_Dataset records_
--------------------

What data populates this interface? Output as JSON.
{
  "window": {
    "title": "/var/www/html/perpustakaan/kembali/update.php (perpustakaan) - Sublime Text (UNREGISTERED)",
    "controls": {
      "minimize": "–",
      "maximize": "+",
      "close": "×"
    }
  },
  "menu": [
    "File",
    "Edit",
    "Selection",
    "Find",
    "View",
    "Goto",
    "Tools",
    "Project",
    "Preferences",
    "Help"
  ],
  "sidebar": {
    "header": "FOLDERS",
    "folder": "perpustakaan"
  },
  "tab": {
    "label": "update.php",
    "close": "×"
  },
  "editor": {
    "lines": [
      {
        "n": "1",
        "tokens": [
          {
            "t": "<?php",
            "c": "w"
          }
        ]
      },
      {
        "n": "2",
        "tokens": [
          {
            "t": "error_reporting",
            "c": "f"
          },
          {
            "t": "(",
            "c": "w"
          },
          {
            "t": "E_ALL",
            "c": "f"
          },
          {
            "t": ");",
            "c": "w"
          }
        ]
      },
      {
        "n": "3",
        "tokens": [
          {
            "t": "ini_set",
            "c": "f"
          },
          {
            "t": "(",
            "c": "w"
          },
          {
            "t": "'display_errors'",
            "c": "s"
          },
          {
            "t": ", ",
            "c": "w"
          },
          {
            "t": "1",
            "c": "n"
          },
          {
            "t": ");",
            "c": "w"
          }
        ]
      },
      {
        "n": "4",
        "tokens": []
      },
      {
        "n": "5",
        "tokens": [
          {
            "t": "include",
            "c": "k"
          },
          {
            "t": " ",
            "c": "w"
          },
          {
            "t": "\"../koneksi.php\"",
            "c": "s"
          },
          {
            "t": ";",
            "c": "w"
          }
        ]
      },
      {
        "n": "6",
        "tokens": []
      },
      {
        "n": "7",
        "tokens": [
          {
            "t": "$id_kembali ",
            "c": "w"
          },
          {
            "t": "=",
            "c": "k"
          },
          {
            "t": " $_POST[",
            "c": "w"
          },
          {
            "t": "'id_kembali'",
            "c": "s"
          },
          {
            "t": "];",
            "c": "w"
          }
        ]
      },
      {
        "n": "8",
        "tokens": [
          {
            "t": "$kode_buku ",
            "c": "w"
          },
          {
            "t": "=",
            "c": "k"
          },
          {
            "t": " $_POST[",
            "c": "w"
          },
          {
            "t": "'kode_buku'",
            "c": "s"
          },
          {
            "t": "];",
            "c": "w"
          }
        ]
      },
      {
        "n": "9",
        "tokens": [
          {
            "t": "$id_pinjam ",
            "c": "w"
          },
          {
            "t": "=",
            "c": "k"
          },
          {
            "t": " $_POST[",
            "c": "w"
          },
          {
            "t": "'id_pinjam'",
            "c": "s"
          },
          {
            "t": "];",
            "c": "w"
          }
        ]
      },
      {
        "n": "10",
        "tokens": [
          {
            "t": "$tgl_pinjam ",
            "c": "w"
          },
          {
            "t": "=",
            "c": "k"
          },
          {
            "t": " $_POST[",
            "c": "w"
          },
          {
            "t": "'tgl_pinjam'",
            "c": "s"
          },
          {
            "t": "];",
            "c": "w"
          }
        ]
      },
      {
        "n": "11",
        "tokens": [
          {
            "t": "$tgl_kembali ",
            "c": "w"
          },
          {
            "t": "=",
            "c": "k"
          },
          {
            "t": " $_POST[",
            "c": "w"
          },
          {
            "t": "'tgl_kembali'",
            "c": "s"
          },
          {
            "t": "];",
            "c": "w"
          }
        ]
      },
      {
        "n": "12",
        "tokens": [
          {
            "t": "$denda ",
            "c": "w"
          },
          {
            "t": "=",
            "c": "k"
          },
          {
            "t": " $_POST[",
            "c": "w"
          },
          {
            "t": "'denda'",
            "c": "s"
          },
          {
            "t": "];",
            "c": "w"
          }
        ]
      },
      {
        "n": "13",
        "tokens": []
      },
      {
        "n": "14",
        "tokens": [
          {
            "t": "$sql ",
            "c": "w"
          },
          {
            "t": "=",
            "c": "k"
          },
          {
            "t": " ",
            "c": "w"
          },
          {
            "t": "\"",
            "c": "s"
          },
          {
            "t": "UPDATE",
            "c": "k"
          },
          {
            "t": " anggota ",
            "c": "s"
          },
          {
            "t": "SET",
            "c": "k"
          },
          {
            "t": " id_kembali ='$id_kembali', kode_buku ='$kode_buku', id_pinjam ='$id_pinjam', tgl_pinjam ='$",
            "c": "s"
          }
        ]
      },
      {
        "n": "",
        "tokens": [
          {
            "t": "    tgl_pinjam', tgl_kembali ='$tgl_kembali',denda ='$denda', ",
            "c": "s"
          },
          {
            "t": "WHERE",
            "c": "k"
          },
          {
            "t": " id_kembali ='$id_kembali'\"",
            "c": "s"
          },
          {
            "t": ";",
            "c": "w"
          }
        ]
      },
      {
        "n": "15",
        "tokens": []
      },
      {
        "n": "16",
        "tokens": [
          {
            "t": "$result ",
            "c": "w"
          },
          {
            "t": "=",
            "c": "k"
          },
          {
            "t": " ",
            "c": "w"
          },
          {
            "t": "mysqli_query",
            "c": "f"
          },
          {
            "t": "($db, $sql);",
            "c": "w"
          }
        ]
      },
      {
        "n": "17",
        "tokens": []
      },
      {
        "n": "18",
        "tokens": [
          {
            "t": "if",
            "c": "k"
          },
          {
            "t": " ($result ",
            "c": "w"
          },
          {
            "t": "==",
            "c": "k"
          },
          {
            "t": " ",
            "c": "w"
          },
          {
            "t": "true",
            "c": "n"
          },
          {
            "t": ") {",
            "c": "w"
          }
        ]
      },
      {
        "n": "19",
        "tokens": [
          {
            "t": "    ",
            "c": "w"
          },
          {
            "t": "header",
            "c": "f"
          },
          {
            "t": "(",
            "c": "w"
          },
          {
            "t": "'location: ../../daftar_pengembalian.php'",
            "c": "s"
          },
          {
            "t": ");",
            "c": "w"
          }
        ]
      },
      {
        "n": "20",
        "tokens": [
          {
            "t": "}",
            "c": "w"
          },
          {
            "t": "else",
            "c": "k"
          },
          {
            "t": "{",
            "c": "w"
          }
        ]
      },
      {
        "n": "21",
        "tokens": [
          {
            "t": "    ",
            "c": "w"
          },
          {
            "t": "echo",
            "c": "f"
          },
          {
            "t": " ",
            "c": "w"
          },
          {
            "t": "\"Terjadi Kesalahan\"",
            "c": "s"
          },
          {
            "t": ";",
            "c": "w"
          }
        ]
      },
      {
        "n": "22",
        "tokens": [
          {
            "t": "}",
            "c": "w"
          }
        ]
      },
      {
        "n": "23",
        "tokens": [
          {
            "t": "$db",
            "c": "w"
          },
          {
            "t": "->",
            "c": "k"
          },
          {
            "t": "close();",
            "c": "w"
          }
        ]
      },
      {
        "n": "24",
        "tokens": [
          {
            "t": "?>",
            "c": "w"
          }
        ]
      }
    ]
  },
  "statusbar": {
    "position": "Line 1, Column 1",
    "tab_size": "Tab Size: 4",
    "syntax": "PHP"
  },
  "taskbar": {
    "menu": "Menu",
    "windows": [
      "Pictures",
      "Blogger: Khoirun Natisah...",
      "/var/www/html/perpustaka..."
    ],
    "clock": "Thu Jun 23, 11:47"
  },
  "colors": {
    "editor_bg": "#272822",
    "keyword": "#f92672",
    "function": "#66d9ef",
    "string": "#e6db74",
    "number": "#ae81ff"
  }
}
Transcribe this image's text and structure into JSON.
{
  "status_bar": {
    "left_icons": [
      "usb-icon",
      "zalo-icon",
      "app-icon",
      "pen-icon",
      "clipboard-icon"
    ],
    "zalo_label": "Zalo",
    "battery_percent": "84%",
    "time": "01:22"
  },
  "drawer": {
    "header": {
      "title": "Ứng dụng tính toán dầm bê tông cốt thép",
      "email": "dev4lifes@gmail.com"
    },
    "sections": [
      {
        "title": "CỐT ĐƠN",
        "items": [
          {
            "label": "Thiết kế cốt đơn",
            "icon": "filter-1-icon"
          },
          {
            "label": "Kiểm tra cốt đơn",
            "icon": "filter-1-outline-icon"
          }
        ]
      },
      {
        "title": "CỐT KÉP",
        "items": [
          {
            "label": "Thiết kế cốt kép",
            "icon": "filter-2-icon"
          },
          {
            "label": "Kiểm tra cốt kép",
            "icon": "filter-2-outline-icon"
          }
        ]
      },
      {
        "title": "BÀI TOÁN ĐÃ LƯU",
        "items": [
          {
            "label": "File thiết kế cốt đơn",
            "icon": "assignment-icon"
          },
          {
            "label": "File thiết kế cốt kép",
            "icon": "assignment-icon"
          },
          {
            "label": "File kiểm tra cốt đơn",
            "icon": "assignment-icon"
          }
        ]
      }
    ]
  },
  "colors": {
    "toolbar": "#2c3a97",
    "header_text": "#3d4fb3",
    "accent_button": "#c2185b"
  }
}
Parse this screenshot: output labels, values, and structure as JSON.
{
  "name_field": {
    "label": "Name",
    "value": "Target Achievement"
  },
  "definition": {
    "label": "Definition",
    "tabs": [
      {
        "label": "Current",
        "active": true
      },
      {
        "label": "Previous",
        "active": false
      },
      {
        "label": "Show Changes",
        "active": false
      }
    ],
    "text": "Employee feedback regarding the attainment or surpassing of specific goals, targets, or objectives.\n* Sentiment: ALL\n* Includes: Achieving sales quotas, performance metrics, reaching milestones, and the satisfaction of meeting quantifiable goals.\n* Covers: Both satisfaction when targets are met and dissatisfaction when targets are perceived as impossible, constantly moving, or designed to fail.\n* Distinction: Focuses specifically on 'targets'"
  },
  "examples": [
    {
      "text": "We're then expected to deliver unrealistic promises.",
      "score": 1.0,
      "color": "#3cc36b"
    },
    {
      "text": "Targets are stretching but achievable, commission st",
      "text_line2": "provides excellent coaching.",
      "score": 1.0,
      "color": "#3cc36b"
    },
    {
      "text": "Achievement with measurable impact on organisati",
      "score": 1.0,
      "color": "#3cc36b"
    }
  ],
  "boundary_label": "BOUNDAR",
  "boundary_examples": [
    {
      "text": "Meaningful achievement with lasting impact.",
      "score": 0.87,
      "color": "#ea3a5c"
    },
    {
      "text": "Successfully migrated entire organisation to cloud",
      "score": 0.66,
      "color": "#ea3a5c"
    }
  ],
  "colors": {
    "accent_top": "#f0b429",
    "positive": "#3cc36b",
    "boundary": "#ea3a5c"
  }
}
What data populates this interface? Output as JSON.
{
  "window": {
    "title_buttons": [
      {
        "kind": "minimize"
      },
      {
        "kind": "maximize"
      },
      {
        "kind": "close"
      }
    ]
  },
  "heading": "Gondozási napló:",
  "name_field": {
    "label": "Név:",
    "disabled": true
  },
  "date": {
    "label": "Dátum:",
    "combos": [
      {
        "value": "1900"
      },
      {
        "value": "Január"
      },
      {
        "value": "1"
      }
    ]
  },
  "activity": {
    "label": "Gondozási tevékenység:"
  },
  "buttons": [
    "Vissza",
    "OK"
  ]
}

--------------------

_INSTRUCTIONS FOR THE TASK_
In the material above, show every line where the word "perpustakaan" turns up.

_WRITTEN SOLUTION_
    "title": "/var/www/html/perpustakaan/kembali/update.php (perpustakaan) - Sublime Text (UNREGISTERED)",
    "folder": "perpustakaan"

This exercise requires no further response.